__Exercise aim__
Return, without any change, every line of the listing below from the one containing "data-point — [267, 384, 281, 398]" down to the one containing "data-point — [254, 206, 268, 220]", including both of those lines and nothing else.

[Coordinate annotation listing]
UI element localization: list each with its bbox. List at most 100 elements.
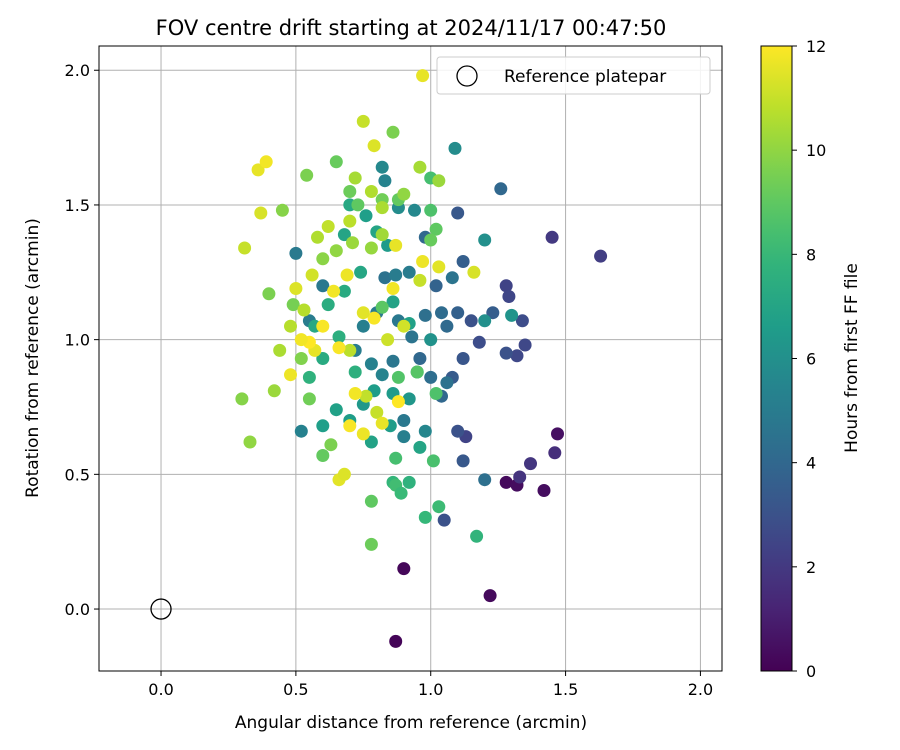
data-point — [267, 384, 281, 398]
x-ticks: 0.0 0.5 1.0 1.5 2.0 — [148, 671, 713, 699]
data-point — [510, 349, 524, 363]
data-point — [294, 424, 308, 438]
colorbar-tick-label: 6 — [806, 350, 816, 369]
data-point — [378, 271, 392, 285]
y-tick-label: 2.0 — [65, 61, 90, 80]
data-point — [321, 298, 335, 312]
y-tick-label: 1.5 — [65, 196, 90, 215]
data-point — [316, 319, 330, 333]
data-point — [518, 338, 532, 352]
data-point — [440, 376, 454, 390]
data-point — [478, 473, 492, 487]
data-point — [273, 343, 287, 357]
data-point — [375, 300, 389, 314]
grid-lines — [99, 46, 722, 671]
data-point — [394, 486, 408, 500]
data-point — [386, 295, 400, 309]
data-point — [346, 236, 359, 250]
data-point — [364, 357, 378, 371]
data-point — [594, 249, 608, 263]
data-point — [391, 395, 405, 409]
data-point — [364, 435, 378, 449]
y-tick-label: 0.5 — [65, 465, 90, 484]
data-point — [478, 233, 492, 247]
data-point — [537, 484, 551, 497]
colorbar-label: Hours from first FF file — [842, 263, 862, 453]
data-point — [418, 424, 432, 438]
data-point — [502, 290, 516, 303]
data-point — [397, 430, 411, 444]
data-point — [413, 160, 427, 174]
data-point — [348, 365, 362, 379]
data-point — [294, 352, 308, 365]
data-point — [316, 252, 330, 266]
data-point — [551, 427, 564, 441]
data-point — [435, 306, 448, 320]
data-point — [424, 233, 438, 247]
data-point — [424, 203, 438, 217]
data-point — [432, 174, 446, 188]
data-point — [259, 155, 273, 169]
data-point — [370, 405, 384, 419]
data-point — [337, 228, 351, 242]
data-point — [389, 451, 403, 465]
data-point — [359, 209, 373, 223]
data-point — [275, 203, 289, 217]
y-ticks: 0.0 0.5 1.0 1.5 2.0 — [65, 61, 99, 619]
data-point — [337, 467, 351, 481]
data-point — [356, 114, 370, 128]
data-point — [416, 255, 430, 268]
data-point — [448, 141, 462, 155]
data-point — [329, 155, 343, 169]
data-point — [375, 228, 389, 242]
data-point — [284, 368, 297, 382]
data-point — [397, 187, 411, 201]
colorbar-ticks: 0 2 4 6 8 10 12 — [792, 37, 826, 681]
data-point — [494, 182, 508, 196]
reference-marker — [150, 598, 172, 620]
data-point — [289, 246, 303, 260]
data-point — [254, 206, 268, 220]
data-point — [337, 284, 351, 298]
colorbar — [760, 45, 793, 672]
data-point — [456, 352, 470, 365]
x-tick-label: 0.5 — [283, 680, 308, 699]
data-point — [386, 125, 400, 139]
x-tick-label: 2.0 — [688, 680, 713, 699]
data-point — [348, 171, 362, 185]
data-point — [389, 238, 403, 252]
data-point — [408, 203, 421, 217]
data-point — [464, 314, 478, 328]
data-point — [391, 370, 405, 384]
data-point — [397, 562, 411, 576]
data-point — [413, 273, 427, 287]
colorbar-tick-label: 10 — [806, 141, 826, 160]
data-point — [375, 160, 389, 174]
data-point — [432, 500, 446, 514]
data-point — [524, 457, 537, 471]
data-point — [478, 314, 492, 328]
data-point — [418, 510, 432, 524]
data-point — [429, 279, 443, 293]
data-point — [284, 319, 297, 333]
data-point — [286, 298, 300, 312]
data-point — [451, 306, 465, 320]
data-point — [364, 494, 378, 508]
data-point — [367, 311, 381, 325]
y-axis-label: Rotation from reference (arcmin) — [23, 218, 43, 498]
data-point — [343, 419, 357, 433]
data-points — [235, 69, 608, 648]
data-point — [386, 282, 400, 295]
data-point — [445, 271, 459, 285]
data-point — [364, 241, 378, 255]
data-point — [426, 454, 440, 468]
data-point — [410, 365, 424, 379]
data-point — [367, 139, 381, 153]
data-point — [321, 220, 335, 233]
data-point — [316, 279, 330, 293]
colorbar-tick-label: 8 — [806, 245, 816, 264]
data-point — [499, 346, 513, 360]
x-tick-label: 0.0 — [148, 680, 173, 699]
data-point — [389, 634, 403, 648]
data-point — [470, 529, 484, 543]
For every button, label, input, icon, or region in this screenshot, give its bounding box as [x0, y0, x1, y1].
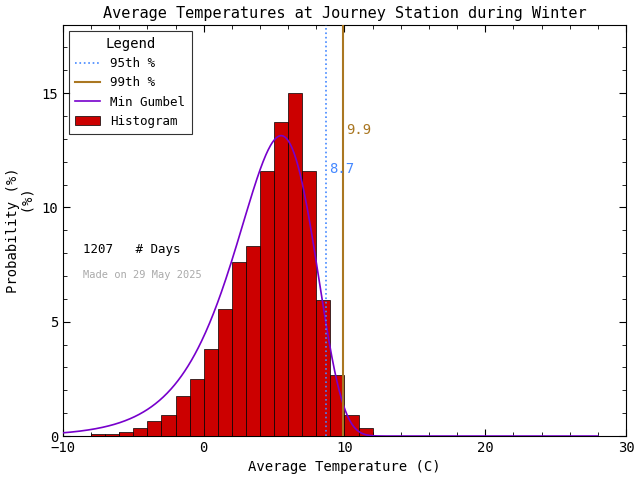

__Task response__
data-point — [267, 384, 281, 398]
x-ticks: 0.0 0.5 1.0 1.5 2.0 — [148, 671, 713, 699]
data-point — [510, 349, 524, 363]
data-point — [294, 424, 308, 438]
colorbar-tick-label: 6 — [806, 350, 816, 369]
data-point — [378, 271, 392, 285]
y-tick-label: 2.0 — [65, 61, 90, 80]
data-point — [321, 298, 335, 312]
y-tick-label: 1.5 — [65, 196, 90, 215]
data-point — [316, 319, 330, 333]
data-point — [518, 338, 532, 352]
data-point — [440, 376, 454, 390]
data-point — [478, 473, 492, 487]
data-point — [273, 343, 287, 357]
data-point — [375, 300, 389, 314]
grid-lines — [99, 46, 722, 671]
data-point — [394, 486, 408, 500]
data-point — [386, 295, 400, 309]
data-point — [346, 236, 359, 250]
data-point — [364, 357, 378, 371]
data-point — [594, 249, 608, 263]
data-point — [391, 395, 405, 409]
data-point — [364, 435, 378, 449]
y-tick-label: 0.5 — [65, 465, 90, 484]
data-point — [478, 233, 492, 247]
data-point — [537, 484, 551, 497]
colorbar-label: Hours from first FF file — [842, 263, 862, 453]
data-point — [418, 424, 432, 438]
data-point — [502, 290, 516, 303]
data-point — [397, 430, 411, 444]
data-point — [413, 160, 427, 174]
data-point — [348, 365, 362, 379]
data-point — [294, 352, 308, 365]
data-point — [316, 252, 330, 266]
data-point — [551, 427, 564, 441]
data-point — [435, 306, 448, 320]
data-point — [424, 233, 438, 247]
data-point — [424, 203, 438, 217]
data-point — [432, 174, 446, 188]
data-point — [259, 155, 273, 169]
data-point — [370, 405, 384, 419]
data-point — [337, 228, 351, 242]
data-point — [389, 451, 403, 465]
data-point — [359, 209, 373, 223]
data-point — [275, 203, 289, 217]
y-ticks: 0.0 0.5 1.0 1.5 2.0 — [65, 61, 99, 619]
data-point — [337, 467, 351, 481]
data-point — [356, 114, 370, 128]
data-point — [416, 255, 430, 268]
data-point — [448, 141, 462, 155]
data-point — [329, 155, 343, 169]
data-point — [375, 228, 389, 242]
data-point — [284, 368, 297, 382]
data-point — [397, 187, 411, 201]
colorbar-ticks: 0 2 4 6 8 10 12 — [792, 37, 826, 681]
data-point — [494, 182, 508, 196]
reference-marker — [150, 598, 172, 620]
data-point — [289, 246, 303, 260]
data-point — [254, 206, 268, 220]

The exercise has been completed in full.